[[ Selected text open ]]

Migrate besseli0e off xla_fallback

PiperOrigin-RevId: 519241252
2025-04-18 04:46:06 +00:00 · 2023-03-24 14:39:05 -07:00 · 2023-03-24 14:39:05 -07:00 · ac44d2c2e3
commit ac44d2c2e3
parent 257ac6a993
2 changed files with 111 additions and 12 deletions
--- a/jax/_src/lax/special.py
+++ b/jax/_src/lax/special.py
@ -21,16 +21,15 @@ from enum import Enum
 import numpy as np
 from functools import partial

-from jax._src.lax.lax import (bitwise_and, bitwise_not, bitwise_or,
+from jax._src.lax.lax import (add, bitwise_and, bitwise_not, bitwise_or,
                              broadcast_in_dim, broadcast_shapes,
-                              convert_element_type, eq, exp, full_like,
-                              gt, le, log, log1p, lt, mul, neg, reciprocal,
-                              reduce, select, sign, square, standard_naryop,
-                              standard_unop, xla, xops, ne, div, sub, add,
+                              convert_element_type, div, eq, exp, full_like,
+                              gt, le, log, log1p, lt, mul, ne, neg, reciprocal,
+                              reduce, select, sign, sqrt, square,
+                              standard_naryop, standard_unop, sub, xla, xops,
                              _broadcast_translate, _const, _dtype, _float,
                              _nary_lower_hlo, _ones, _isnan, _reduce)

[[ Selected text closed ]]
[[ Data listing open ]]

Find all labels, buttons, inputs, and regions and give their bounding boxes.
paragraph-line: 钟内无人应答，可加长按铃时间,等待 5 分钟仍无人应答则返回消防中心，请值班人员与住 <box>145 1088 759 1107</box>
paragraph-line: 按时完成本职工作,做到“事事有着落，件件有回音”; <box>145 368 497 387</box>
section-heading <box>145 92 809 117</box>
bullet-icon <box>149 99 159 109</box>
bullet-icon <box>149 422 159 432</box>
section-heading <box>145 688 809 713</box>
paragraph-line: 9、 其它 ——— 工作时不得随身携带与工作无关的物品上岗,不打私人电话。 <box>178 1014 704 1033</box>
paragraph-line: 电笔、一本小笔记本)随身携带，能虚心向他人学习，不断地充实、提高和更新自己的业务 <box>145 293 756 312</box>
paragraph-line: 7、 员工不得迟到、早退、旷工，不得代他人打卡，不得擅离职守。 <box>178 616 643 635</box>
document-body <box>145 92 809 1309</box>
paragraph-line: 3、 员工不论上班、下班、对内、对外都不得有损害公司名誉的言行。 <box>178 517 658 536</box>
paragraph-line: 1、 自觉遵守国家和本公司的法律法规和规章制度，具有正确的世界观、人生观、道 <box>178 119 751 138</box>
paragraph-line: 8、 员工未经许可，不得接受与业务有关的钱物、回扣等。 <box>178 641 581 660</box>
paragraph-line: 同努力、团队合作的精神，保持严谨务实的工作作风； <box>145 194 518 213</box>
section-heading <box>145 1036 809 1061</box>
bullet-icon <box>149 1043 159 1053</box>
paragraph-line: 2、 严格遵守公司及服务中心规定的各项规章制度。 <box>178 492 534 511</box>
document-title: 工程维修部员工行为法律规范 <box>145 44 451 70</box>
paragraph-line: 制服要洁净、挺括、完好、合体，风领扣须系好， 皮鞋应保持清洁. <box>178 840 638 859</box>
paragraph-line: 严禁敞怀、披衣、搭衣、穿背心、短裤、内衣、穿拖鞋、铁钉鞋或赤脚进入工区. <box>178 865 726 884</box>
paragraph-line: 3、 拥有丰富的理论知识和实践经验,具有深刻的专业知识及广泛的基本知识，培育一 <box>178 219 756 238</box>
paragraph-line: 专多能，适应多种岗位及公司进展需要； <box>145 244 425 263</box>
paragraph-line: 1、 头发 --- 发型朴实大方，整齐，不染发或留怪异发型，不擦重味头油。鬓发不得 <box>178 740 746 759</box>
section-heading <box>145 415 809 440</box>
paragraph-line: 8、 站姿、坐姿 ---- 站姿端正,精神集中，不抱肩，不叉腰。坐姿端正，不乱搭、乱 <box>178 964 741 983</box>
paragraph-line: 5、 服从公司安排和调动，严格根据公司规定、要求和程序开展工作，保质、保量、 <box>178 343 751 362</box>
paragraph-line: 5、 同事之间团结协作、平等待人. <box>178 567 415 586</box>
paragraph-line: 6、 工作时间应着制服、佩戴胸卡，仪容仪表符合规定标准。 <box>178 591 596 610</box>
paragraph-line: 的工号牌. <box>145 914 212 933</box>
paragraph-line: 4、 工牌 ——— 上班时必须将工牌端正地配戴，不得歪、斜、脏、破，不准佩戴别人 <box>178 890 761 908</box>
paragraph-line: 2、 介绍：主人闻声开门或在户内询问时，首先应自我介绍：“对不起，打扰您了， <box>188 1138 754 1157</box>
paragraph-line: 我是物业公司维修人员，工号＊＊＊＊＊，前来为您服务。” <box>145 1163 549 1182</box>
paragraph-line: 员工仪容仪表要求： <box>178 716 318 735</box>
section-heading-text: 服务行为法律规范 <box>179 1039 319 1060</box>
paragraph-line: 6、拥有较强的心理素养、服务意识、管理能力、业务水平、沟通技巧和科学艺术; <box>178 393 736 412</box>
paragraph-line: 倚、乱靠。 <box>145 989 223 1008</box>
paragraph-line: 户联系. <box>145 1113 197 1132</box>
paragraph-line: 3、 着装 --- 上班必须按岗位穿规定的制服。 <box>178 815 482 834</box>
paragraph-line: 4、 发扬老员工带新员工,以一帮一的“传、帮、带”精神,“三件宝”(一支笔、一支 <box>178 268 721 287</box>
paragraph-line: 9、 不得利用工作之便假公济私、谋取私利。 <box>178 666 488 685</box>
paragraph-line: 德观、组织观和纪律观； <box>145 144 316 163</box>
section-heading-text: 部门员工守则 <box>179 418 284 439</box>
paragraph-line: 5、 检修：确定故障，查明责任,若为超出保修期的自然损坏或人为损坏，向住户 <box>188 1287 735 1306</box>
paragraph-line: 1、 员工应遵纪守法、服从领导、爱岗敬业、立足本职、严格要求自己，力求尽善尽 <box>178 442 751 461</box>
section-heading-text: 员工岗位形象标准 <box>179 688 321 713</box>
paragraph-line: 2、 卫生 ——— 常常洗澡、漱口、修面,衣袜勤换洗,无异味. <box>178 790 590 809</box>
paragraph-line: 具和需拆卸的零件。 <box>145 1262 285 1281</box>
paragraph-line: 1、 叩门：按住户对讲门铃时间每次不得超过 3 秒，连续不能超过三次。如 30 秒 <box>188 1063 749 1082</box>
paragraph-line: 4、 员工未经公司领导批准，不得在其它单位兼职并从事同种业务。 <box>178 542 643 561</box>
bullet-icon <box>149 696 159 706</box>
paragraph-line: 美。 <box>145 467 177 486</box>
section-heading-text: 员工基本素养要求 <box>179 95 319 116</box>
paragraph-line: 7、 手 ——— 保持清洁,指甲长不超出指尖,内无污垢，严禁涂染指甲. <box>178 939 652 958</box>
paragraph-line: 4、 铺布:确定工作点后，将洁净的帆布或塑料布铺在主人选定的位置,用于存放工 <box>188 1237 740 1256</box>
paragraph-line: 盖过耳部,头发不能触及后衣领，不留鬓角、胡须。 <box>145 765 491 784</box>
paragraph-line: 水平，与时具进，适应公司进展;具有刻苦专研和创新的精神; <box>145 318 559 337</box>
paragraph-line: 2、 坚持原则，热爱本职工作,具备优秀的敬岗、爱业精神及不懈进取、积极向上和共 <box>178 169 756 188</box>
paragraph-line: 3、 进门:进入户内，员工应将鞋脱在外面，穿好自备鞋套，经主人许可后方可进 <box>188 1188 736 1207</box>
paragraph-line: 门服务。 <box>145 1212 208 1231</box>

[[ Data listing closed ]]

--- What is needed ---
Continue the besseli0e commit diff from the point where it stops. The items have no connection to the besseli0e commit diff.

--- Result below ---
 from jax._src.lax.control_flow import while_loop
-from jax._src.lax.utils import (standard_translate)

 from jax._src import dtypes
 from jax._src.interpreters import ad
@ -399,6 +398,109 @@ def _up_and_broadcast(doit):
    return result
  return up_and_broadcast

+
+def evaluate_chebyshev_polynomial(x, coefficients):
+  b0 = full_like(x,0)
+  b1 = full_like(x,0)
+  b2 = full_like(x,0)
+  for c in coefficients:
+    b2 = b1
+    b1 = b0
+    b0 = x * b1 - b2 + full_like(x, c)
+  return 0.5 * (b0 - b2)
+
+def _i0e_impl32(x):
+  """
+  Computes an approximation to the modified Bessel function of the first kind,
+  zeroth order. The following implementation follows Cephes' F32 and F64
+  implementation of i0e.
+  """
+  i0e_coeffs_a = np.array(
+    [-1.30002500998624804212E-8, 6.04699502254191894932E-8,
+     -2.67079385394061173391E-7, 1.11738753912010371815E-6,
+     -4.41673835845875056359E-6, 1.64484480707288970893E-5,
+     -5.75419501008210370398E-5, 1.88502885095841655729E-4,
+     -5.76375574538582365885E-4, 1.63947561694133579842E-3,
+     -4.32430999505057594430E-3, 1.05464603945949983183E-2,
+     -2.37374148058994688156E-2, 4.93052842396707084878E-2,
+     -9.49010970480476444210E-2, 1.71620901522208775349E-1,
+     -3.04682672343198398683E-1, 6.76795274409476084995E-1]
+  )
+  i0e_coeffs_b = np.array(
+    [3.39623202570838634515E-9, 2.26666899049817806459E-8,
+     2.04891858946906374183E-7, 2.89137052083475648297E-6,
+     6.88975834691682398426E-5, 3.36911647825569408990E-3,
+     8.04490411014108831608E-1]
+  )
+
+  x = abs(x)
+  half = full_like(x, 0.5)
+  two = full_like(x, 2.0)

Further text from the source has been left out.